WHAT IS ASKED:
Check each line of the records below and collect those holding "text".

# start of RECORDS SHOWN

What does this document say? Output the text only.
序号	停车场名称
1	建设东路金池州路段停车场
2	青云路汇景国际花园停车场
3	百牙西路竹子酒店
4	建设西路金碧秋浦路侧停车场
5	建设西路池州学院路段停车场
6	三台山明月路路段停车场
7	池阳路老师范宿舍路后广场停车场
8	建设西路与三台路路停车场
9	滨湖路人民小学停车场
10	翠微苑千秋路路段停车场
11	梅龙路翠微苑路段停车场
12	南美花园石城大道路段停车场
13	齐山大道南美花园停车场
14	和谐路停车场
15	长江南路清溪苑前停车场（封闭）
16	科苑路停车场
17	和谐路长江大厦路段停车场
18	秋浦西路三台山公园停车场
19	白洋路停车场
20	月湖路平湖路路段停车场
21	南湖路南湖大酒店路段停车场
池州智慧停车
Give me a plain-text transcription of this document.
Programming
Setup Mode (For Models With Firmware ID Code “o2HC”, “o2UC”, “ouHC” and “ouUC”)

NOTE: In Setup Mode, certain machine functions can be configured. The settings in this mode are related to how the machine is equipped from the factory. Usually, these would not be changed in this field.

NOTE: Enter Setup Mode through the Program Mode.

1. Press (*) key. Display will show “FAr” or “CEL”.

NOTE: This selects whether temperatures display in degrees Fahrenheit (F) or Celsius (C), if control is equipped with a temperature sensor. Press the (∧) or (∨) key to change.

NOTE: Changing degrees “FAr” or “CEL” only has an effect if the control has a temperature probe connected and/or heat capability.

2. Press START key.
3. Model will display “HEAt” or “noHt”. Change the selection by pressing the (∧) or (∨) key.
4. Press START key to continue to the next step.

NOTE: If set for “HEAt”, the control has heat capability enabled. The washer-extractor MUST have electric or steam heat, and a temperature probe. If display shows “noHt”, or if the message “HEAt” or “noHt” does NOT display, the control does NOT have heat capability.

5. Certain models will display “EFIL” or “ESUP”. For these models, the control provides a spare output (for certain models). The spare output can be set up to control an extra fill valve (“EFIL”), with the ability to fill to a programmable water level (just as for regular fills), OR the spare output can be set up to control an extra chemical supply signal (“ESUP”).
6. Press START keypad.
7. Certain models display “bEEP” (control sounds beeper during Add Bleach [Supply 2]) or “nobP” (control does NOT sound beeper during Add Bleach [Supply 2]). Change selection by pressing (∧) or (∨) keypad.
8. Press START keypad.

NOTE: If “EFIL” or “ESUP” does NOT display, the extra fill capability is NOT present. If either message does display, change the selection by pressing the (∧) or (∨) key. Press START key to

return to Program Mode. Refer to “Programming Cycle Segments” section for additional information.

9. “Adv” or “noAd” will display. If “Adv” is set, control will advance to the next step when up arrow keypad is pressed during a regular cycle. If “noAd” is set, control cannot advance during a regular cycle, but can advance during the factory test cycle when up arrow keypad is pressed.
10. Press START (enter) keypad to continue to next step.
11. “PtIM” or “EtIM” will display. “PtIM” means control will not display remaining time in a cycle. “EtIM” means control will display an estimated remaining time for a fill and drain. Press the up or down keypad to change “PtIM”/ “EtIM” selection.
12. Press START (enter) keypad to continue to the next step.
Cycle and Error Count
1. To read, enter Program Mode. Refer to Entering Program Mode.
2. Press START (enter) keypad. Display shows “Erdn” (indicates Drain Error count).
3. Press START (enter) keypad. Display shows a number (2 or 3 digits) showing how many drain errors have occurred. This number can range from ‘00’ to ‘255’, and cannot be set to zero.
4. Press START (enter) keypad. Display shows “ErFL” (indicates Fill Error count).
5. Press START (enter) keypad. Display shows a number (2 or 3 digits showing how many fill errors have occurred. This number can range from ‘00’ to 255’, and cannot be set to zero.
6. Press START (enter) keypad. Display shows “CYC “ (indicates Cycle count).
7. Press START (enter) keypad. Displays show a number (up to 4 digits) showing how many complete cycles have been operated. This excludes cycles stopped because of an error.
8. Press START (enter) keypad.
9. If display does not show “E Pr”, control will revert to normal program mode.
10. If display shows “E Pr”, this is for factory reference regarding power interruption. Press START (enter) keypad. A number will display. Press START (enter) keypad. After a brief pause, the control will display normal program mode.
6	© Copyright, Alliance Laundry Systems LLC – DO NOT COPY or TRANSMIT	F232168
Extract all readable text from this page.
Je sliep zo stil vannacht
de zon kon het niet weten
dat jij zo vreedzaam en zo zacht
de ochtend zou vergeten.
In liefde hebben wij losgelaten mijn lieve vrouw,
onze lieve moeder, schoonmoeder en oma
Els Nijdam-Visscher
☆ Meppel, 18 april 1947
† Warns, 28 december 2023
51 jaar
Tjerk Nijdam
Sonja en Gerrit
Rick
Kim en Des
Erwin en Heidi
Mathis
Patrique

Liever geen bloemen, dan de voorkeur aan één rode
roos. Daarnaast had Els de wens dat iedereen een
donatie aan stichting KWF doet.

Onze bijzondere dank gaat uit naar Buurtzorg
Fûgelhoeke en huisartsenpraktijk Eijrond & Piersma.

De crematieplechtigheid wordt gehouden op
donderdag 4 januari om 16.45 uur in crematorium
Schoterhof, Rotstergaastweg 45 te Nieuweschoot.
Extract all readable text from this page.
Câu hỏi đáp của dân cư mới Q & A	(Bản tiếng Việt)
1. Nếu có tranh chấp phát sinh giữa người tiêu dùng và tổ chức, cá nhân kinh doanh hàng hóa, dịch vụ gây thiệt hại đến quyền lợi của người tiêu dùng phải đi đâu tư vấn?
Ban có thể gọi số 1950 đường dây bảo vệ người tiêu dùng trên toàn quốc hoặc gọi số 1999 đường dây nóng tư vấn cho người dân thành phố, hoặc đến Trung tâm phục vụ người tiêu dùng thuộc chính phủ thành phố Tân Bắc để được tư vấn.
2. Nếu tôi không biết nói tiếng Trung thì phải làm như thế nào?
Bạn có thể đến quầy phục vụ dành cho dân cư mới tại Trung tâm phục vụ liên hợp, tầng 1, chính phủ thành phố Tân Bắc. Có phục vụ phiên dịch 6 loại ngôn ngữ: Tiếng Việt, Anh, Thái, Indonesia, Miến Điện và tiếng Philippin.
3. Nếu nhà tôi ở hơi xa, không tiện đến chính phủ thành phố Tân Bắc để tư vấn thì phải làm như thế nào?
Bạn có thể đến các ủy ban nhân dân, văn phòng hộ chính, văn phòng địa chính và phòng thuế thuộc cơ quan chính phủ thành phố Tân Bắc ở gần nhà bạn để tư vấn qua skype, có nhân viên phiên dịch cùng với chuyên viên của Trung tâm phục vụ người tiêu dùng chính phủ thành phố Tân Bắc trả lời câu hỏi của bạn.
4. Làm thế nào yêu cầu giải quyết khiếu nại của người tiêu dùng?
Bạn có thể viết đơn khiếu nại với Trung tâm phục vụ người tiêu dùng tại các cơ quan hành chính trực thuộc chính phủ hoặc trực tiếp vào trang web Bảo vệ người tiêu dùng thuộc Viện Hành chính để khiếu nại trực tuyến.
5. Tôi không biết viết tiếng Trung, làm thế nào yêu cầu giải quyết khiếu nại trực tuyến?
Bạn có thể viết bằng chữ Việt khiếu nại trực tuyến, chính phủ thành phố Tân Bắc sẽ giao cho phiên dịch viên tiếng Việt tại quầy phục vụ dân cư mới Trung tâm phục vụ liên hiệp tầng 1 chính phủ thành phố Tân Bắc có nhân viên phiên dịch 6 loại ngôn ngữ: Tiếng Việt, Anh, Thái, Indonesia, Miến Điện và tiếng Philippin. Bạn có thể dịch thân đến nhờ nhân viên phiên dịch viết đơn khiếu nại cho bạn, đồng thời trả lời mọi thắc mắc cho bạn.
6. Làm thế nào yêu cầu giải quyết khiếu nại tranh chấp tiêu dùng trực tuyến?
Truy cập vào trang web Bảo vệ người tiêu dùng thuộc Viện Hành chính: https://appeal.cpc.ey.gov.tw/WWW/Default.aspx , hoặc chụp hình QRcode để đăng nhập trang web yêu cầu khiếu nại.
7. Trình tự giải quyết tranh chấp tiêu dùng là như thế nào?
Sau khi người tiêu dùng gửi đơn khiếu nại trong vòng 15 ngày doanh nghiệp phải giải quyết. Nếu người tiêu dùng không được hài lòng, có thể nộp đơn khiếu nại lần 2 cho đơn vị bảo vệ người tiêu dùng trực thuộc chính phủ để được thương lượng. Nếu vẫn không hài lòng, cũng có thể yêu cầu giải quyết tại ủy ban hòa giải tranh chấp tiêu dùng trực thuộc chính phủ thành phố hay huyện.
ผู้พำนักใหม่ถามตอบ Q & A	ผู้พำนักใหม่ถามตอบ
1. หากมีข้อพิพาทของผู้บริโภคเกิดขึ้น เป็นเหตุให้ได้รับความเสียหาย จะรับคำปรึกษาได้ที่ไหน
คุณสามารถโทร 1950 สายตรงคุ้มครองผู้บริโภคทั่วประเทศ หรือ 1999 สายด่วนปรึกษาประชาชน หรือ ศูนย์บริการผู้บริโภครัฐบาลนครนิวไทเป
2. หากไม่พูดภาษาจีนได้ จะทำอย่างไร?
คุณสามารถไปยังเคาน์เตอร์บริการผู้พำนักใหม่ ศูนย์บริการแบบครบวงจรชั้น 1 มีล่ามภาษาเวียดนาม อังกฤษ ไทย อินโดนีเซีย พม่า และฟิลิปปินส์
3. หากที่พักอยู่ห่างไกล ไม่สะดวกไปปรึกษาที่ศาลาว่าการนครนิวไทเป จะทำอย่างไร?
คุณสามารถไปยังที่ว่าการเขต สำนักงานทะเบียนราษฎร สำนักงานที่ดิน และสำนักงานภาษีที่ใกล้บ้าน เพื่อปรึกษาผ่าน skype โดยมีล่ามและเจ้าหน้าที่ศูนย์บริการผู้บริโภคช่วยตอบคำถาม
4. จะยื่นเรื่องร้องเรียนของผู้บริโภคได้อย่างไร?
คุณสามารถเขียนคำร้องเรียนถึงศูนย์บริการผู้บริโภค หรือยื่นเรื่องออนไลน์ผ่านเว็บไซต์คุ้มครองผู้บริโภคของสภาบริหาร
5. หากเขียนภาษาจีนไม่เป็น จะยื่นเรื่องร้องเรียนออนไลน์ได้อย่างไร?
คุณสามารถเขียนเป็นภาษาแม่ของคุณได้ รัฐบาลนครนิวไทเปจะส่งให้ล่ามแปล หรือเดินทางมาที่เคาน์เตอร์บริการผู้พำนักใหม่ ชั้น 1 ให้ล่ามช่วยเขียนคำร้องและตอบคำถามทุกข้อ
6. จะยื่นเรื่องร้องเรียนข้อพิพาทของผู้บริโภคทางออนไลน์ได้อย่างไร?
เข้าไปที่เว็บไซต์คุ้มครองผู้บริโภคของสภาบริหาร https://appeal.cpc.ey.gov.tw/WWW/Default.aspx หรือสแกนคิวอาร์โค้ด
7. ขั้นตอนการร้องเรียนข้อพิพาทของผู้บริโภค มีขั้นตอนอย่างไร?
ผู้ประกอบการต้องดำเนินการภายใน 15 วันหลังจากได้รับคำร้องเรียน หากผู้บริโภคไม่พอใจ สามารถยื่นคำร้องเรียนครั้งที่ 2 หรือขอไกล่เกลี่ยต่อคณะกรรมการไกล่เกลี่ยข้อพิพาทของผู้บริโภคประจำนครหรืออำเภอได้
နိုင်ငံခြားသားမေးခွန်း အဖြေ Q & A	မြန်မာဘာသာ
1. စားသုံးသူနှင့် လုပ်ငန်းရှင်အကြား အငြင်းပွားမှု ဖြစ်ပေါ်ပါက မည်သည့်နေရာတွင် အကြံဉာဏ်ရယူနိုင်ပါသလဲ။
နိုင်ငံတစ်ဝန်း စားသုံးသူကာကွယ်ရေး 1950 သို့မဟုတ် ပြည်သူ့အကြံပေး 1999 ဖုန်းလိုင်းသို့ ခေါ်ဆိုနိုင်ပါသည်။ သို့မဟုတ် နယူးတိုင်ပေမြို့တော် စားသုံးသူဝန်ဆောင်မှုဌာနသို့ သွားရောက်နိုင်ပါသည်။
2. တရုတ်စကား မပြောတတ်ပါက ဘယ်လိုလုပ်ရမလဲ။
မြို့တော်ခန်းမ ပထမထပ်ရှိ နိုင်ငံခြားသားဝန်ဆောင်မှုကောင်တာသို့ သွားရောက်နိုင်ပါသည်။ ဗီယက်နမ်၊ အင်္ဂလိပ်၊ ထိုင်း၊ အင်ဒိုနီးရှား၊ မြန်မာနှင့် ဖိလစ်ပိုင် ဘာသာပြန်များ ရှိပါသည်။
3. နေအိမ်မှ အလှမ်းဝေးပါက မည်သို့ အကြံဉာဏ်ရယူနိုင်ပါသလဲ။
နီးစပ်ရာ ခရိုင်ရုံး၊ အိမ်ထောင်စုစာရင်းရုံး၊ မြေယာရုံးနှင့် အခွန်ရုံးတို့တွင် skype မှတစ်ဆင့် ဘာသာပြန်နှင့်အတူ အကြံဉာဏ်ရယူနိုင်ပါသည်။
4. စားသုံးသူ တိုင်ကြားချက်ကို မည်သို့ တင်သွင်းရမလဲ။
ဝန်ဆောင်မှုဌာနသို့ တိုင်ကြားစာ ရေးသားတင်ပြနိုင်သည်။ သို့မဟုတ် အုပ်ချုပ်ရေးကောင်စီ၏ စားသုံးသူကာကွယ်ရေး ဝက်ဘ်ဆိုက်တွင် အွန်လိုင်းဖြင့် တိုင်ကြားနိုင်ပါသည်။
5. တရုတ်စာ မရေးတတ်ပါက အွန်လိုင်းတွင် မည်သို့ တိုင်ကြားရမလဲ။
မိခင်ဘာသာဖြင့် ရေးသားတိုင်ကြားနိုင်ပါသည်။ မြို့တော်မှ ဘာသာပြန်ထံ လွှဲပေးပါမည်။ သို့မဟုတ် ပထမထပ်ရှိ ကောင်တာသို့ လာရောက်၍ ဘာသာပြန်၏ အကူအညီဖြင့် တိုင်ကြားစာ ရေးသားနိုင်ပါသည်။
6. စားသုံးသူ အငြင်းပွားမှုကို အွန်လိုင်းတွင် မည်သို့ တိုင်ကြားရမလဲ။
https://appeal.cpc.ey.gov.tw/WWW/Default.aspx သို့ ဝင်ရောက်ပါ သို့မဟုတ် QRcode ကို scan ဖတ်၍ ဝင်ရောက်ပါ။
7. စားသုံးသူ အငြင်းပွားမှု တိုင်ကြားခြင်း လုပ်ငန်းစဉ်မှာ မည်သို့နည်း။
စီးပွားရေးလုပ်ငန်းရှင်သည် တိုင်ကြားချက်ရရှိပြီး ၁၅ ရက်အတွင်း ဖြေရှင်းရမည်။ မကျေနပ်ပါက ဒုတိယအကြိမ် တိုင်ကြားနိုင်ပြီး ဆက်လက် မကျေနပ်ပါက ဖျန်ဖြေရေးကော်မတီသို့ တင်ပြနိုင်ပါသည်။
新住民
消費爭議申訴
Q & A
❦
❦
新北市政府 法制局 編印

# end of RECORDS SHOWN

EXERCISE ANSWER:
What does this document say? Output the text only.
Give me a plain-text transcription of this document.
Extract all readable text from this page.
Extract all readable text from this page.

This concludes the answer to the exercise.